• _Set exercise_
Lift out each line of the data that holds "title".

-- BEGIN Provided information --

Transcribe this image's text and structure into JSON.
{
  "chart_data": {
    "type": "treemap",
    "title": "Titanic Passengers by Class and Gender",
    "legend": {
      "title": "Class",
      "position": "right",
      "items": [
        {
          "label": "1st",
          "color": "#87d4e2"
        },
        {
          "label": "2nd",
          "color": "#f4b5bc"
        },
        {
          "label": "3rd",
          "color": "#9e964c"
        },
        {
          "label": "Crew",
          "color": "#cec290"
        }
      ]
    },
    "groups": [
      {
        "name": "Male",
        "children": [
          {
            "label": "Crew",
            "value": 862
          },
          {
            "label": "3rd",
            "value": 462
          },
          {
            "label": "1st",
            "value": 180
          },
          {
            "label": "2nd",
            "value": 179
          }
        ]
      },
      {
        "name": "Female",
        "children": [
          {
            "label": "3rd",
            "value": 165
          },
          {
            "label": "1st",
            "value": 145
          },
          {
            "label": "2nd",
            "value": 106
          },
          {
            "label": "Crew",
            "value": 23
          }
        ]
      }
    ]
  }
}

-- END Provided information --

• _Result below_
    "title": "Titanic Passengers by Class and Gender",
      "title": "Class",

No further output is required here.